- [Problem description]:
Report how many lines in the data below hold the string "screenshot". Nothing else should appear in the answer.

- [Interface dataset entries]:
Segment Open

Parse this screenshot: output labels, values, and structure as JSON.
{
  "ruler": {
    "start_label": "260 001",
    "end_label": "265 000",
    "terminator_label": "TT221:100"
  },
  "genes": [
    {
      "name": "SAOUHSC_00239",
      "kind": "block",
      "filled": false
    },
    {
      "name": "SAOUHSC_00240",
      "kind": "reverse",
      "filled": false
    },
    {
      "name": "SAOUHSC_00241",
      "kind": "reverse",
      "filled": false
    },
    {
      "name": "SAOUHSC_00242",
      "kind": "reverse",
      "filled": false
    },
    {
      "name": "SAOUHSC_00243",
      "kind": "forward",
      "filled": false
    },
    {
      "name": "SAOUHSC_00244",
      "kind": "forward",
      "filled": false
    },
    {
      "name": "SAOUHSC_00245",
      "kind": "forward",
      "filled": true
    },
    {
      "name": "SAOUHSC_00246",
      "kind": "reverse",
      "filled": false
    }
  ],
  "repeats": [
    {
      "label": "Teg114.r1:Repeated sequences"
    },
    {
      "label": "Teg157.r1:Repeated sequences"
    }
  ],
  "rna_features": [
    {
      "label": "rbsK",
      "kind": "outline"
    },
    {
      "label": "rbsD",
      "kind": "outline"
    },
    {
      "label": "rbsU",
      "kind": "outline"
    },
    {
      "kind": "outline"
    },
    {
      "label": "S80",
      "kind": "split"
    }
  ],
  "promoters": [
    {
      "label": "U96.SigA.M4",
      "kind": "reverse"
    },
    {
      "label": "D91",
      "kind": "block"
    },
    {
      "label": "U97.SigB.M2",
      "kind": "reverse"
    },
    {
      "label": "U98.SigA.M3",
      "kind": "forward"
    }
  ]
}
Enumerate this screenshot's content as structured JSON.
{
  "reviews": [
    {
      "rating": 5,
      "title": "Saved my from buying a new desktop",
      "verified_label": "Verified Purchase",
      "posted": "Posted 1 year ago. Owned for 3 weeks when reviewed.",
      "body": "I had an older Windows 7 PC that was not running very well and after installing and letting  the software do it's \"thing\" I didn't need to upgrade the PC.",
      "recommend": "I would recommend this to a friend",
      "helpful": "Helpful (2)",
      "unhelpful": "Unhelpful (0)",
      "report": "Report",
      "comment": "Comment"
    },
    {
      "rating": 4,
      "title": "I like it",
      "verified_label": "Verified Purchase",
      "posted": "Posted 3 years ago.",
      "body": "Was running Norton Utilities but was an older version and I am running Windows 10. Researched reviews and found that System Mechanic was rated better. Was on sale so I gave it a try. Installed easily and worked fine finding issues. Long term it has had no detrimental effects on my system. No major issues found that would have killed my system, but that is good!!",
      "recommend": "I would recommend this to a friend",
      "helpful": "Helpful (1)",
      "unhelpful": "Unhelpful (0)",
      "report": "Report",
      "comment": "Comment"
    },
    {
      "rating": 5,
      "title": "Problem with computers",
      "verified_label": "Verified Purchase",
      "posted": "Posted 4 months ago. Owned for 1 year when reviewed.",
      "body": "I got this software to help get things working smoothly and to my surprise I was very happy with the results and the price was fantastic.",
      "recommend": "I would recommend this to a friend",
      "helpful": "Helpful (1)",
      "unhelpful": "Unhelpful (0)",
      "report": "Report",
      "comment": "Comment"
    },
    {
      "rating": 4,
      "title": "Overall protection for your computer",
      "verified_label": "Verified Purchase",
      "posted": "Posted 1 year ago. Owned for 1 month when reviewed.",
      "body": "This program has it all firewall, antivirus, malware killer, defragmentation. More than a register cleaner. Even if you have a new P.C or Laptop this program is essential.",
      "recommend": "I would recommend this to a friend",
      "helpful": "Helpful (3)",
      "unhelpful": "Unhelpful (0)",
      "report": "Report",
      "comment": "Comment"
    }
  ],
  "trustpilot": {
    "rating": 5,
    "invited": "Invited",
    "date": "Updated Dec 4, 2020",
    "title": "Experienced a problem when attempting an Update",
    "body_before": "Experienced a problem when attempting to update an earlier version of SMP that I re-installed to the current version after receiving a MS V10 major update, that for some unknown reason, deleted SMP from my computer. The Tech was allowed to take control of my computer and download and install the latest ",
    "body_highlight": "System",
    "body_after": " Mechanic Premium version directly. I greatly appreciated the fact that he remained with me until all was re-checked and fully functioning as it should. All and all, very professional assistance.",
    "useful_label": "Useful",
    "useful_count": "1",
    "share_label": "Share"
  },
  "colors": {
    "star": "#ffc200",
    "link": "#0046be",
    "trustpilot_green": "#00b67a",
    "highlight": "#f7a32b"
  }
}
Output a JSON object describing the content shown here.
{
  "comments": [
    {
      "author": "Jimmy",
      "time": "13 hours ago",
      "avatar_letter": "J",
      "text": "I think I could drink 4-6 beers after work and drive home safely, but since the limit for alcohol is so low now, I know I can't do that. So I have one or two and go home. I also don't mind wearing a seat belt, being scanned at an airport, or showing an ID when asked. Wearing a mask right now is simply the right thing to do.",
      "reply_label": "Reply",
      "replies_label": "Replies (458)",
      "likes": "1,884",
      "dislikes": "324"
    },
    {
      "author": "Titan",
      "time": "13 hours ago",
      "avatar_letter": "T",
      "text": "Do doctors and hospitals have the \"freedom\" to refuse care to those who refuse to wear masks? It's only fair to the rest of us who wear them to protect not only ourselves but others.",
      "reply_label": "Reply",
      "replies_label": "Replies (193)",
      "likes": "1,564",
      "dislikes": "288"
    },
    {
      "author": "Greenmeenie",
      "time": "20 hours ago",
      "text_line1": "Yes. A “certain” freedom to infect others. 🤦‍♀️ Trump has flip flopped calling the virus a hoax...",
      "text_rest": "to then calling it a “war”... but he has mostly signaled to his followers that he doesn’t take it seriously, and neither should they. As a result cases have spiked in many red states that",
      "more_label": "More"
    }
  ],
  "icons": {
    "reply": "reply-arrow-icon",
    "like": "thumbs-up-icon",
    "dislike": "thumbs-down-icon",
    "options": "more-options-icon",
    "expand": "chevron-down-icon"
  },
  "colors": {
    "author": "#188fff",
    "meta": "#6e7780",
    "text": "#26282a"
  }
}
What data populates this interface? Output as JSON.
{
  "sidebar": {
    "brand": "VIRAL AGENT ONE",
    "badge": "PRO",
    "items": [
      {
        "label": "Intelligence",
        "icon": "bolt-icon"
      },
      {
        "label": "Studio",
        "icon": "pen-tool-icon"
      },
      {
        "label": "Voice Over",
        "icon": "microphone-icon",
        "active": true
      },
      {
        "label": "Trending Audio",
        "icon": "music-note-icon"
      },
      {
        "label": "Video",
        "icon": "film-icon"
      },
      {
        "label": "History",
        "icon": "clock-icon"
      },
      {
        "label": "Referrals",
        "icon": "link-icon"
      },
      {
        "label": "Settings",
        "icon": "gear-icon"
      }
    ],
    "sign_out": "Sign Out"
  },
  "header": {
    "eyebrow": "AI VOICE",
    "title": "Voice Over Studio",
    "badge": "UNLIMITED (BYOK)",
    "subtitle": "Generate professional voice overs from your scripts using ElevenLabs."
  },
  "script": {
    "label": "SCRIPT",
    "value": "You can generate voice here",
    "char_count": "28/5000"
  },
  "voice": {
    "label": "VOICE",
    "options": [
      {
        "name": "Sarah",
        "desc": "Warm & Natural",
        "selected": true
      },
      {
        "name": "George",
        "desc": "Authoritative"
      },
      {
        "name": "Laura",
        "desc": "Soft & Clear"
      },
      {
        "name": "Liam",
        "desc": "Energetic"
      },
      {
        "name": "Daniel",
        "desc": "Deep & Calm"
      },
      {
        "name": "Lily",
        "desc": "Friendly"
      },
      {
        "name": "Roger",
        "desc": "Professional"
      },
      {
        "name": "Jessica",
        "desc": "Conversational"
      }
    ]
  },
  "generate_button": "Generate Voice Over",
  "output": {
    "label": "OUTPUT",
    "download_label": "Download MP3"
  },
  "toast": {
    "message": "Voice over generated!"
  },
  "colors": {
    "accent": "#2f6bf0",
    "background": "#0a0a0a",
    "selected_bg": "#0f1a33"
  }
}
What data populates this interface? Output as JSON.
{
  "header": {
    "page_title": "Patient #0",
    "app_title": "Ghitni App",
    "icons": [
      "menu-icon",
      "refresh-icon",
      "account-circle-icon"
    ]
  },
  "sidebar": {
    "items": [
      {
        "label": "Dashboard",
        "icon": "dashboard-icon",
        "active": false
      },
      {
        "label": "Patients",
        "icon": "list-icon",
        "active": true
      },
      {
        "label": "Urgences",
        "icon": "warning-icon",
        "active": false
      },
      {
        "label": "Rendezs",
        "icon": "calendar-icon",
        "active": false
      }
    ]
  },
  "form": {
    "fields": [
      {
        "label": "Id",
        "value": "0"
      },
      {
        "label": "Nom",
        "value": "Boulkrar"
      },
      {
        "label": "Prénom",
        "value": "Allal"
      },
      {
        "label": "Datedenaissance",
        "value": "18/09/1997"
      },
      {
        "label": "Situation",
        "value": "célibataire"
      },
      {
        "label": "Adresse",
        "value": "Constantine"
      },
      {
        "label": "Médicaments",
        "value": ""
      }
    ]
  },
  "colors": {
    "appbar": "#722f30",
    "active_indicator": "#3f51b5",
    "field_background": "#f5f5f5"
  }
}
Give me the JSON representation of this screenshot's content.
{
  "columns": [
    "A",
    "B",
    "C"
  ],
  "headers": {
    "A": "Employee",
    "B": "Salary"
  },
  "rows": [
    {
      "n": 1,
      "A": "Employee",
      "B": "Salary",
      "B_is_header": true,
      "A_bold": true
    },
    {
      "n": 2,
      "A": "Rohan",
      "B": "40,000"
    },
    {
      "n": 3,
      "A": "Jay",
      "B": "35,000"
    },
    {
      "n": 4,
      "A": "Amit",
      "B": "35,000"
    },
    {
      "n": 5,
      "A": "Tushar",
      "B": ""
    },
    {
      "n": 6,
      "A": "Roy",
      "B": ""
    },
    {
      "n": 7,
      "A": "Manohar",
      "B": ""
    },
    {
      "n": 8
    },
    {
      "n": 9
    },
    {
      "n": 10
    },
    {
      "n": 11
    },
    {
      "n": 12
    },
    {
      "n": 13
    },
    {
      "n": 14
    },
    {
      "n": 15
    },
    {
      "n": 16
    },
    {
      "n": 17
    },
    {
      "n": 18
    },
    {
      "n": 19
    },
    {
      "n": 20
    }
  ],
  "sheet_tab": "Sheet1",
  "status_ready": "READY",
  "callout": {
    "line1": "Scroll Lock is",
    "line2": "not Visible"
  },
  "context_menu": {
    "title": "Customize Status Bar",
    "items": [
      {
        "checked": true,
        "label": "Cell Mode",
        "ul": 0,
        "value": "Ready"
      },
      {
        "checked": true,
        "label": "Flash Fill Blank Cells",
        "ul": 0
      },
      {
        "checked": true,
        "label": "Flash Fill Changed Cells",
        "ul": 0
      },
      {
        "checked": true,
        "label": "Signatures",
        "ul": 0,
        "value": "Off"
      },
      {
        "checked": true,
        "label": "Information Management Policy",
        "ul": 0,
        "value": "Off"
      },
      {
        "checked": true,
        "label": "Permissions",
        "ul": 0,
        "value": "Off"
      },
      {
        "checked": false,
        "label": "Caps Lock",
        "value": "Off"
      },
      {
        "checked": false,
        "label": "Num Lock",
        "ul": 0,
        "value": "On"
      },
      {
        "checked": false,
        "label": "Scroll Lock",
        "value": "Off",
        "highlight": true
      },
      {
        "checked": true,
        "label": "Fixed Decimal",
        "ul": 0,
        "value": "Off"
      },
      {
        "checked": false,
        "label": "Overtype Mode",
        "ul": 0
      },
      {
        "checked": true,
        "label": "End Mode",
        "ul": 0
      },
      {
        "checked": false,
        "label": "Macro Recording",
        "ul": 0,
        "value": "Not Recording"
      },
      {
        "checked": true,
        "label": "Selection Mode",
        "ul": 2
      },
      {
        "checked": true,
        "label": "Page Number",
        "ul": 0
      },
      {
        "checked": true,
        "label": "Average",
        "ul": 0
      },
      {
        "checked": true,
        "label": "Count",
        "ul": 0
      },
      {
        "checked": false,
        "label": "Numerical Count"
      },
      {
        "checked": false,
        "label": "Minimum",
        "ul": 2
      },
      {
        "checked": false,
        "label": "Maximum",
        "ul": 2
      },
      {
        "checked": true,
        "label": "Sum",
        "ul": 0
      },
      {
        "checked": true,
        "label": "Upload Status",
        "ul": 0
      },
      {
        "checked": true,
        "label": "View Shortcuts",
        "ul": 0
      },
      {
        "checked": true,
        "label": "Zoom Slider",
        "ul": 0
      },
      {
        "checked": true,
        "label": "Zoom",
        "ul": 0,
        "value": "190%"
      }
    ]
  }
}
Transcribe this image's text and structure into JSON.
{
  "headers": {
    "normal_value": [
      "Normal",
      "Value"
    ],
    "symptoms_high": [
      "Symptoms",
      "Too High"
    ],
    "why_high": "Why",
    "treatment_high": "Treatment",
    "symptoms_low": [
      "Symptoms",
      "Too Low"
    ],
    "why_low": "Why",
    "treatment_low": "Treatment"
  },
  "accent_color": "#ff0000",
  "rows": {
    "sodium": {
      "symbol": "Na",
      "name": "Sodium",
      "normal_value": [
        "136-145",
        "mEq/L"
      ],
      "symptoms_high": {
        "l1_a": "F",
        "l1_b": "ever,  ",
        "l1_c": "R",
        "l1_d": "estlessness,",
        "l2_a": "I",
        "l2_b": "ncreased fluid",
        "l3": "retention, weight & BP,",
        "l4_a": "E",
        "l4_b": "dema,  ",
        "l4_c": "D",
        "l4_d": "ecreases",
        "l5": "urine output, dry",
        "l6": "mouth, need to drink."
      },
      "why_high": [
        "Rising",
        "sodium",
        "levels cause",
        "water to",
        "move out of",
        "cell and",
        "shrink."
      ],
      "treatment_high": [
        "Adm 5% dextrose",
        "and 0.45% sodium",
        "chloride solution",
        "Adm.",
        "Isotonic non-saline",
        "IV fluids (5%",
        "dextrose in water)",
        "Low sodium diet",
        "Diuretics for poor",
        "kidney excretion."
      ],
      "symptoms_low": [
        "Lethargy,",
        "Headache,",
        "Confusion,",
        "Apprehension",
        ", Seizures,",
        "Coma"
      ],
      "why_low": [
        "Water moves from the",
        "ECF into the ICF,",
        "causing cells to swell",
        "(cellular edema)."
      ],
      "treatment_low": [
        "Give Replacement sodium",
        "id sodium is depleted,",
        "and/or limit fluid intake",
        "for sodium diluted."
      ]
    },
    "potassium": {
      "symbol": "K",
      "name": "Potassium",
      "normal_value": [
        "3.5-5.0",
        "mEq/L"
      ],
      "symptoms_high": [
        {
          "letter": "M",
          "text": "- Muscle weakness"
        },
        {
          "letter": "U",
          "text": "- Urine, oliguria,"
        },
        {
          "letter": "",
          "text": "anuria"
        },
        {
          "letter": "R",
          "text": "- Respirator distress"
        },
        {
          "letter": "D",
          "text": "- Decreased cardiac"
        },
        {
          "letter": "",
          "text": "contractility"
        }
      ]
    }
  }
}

Segment Closed

- [Task output]:
3